START DATA PROVIDED
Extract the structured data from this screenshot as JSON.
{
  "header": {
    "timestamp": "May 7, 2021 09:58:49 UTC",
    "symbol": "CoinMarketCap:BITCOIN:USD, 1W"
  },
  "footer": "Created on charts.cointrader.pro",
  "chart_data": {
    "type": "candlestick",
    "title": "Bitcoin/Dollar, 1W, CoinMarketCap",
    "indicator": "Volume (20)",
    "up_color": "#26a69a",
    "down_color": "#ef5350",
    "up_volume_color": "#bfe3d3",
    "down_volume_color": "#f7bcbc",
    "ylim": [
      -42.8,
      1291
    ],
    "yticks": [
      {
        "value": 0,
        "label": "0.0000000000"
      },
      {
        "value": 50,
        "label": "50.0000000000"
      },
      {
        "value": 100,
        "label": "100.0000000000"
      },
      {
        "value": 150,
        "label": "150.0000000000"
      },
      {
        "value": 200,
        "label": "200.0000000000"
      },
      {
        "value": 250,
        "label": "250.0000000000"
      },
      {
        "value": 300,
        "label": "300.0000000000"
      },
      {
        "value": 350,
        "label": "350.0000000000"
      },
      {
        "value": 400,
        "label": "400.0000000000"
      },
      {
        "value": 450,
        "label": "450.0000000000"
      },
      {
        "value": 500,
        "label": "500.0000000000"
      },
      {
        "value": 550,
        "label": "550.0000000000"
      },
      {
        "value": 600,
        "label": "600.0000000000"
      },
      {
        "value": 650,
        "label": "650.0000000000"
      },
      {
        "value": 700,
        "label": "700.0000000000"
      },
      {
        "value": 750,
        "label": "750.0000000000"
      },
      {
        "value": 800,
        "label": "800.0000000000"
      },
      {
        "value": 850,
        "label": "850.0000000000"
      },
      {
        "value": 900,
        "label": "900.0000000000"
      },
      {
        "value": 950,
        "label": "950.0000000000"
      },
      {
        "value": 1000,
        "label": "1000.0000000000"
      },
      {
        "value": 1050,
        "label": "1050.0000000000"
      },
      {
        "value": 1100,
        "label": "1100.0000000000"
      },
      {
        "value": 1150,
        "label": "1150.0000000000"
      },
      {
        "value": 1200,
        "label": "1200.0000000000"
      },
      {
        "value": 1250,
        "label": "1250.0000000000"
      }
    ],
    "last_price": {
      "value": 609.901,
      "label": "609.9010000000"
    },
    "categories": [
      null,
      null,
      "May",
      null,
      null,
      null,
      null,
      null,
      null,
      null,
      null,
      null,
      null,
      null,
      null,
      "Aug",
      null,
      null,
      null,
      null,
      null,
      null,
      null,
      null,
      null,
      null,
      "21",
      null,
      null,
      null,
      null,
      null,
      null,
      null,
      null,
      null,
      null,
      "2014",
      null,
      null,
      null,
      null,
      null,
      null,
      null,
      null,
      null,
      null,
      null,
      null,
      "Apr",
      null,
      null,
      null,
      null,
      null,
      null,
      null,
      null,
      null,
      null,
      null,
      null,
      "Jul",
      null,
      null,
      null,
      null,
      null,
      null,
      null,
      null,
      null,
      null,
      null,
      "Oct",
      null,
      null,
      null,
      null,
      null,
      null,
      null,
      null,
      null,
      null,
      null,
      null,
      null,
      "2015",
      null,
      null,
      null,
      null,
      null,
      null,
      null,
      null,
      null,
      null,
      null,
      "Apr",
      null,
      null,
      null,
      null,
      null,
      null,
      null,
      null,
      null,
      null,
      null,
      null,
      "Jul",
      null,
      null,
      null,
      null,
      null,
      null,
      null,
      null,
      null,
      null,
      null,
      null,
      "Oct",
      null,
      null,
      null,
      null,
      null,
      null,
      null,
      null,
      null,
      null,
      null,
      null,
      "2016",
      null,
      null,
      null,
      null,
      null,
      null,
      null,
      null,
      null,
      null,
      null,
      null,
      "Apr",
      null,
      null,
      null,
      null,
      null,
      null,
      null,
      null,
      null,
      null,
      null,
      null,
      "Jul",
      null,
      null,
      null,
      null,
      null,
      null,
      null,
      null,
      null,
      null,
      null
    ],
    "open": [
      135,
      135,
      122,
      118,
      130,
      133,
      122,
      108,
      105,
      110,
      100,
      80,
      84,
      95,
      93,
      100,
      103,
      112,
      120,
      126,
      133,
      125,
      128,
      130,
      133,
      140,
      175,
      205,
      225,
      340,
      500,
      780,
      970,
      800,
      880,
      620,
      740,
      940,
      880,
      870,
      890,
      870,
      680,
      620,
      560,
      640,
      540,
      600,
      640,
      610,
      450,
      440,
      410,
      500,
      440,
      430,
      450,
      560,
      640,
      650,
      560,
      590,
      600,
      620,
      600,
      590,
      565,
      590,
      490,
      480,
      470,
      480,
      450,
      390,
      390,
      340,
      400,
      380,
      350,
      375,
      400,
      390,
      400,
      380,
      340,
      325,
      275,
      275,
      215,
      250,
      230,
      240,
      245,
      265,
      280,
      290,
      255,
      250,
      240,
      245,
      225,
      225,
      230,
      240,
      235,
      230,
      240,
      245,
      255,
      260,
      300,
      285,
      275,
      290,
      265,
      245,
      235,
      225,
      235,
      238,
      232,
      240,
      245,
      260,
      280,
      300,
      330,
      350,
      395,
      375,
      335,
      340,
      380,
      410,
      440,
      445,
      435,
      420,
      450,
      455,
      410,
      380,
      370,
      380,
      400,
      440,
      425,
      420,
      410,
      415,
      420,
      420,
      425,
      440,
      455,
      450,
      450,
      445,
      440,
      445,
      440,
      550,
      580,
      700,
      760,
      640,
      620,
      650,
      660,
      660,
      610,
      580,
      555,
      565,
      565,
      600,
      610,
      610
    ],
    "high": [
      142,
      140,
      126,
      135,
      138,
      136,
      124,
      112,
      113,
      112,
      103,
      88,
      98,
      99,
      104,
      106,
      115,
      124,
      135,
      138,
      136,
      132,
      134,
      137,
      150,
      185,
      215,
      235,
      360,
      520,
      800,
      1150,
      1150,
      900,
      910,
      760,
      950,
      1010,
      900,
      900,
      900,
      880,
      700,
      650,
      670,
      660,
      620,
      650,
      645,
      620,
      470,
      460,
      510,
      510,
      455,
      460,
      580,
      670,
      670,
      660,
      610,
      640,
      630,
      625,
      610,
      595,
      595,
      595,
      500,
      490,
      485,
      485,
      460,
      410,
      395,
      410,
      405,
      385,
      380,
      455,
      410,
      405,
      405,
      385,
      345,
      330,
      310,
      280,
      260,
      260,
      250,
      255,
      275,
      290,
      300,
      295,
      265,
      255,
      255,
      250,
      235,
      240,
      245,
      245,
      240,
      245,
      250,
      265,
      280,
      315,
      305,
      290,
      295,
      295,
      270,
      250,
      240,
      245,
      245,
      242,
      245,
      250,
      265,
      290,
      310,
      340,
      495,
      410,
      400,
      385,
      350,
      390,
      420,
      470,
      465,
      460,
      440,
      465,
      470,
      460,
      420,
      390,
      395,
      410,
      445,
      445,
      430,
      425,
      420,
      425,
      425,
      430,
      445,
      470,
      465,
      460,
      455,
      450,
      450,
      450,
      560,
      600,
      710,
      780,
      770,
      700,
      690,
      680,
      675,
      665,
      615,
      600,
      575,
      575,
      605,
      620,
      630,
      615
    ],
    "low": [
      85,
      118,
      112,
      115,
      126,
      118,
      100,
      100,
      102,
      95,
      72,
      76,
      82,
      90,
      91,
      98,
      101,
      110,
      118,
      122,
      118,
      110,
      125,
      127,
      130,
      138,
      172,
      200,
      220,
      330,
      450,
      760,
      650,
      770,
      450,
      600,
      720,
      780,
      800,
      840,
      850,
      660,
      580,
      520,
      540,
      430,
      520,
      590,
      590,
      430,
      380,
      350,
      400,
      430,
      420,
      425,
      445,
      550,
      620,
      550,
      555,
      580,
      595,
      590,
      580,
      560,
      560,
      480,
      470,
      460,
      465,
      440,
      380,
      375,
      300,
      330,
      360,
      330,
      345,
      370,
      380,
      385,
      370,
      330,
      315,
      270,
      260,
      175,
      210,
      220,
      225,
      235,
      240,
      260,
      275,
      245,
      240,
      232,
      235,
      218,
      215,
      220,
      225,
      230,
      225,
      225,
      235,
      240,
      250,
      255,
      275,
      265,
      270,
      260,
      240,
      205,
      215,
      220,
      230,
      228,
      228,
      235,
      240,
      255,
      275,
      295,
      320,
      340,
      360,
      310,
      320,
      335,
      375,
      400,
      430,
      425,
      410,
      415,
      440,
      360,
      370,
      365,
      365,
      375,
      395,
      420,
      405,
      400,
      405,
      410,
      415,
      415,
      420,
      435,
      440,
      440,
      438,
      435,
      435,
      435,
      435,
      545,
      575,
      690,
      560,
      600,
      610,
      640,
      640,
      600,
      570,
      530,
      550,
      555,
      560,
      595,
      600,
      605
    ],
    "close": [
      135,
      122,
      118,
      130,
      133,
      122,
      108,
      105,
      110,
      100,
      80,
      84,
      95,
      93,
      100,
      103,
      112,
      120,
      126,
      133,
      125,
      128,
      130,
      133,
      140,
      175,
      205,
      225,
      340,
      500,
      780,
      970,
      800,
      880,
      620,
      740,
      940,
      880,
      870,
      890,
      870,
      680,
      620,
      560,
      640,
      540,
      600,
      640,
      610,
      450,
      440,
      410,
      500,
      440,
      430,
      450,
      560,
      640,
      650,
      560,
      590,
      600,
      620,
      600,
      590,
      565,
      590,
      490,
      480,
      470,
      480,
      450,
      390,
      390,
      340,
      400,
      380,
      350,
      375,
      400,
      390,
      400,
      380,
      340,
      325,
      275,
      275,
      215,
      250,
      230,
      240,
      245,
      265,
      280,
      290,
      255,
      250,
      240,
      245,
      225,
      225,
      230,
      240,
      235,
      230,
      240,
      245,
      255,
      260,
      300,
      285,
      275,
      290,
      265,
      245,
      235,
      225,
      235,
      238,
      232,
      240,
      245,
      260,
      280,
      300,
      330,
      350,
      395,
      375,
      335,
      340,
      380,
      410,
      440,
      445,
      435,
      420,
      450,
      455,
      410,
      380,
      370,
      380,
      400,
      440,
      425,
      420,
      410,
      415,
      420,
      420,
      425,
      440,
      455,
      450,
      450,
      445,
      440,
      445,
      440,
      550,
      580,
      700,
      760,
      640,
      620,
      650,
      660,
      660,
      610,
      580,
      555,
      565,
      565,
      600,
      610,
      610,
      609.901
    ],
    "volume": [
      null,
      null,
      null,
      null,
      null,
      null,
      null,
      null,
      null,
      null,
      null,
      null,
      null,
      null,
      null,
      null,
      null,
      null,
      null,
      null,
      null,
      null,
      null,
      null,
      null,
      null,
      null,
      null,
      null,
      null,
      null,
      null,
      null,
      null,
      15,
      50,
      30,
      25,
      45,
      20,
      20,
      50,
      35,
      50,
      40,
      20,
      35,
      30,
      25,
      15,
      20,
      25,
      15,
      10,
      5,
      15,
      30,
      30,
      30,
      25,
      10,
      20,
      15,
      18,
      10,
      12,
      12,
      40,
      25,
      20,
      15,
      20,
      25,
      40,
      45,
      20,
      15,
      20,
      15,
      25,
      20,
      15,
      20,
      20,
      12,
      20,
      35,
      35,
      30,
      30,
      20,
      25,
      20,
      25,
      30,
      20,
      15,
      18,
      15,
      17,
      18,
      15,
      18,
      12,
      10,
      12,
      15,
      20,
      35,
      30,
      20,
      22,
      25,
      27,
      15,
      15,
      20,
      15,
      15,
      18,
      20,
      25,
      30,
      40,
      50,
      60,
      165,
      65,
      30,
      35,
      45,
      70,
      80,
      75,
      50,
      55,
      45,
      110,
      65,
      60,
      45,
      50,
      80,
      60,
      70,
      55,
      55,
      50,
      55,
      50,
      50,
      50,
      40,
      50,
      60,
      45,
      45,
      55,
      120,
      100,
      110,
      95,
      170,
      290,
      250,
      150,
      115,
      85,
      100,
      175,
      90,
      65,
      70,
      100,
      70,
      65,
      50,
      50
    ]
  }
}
END DATA PROVIDED
◆ REQUIRED WORK:
Find each line holding the word "CoinMarketCap" and copy it.

◆ TASK RESPONSE:
    "symbol": "CoinMarketCap:BITCOIN:USD, 1W"
    "title": "Bitcoin/Dollar, 1W, CoinMarketCap",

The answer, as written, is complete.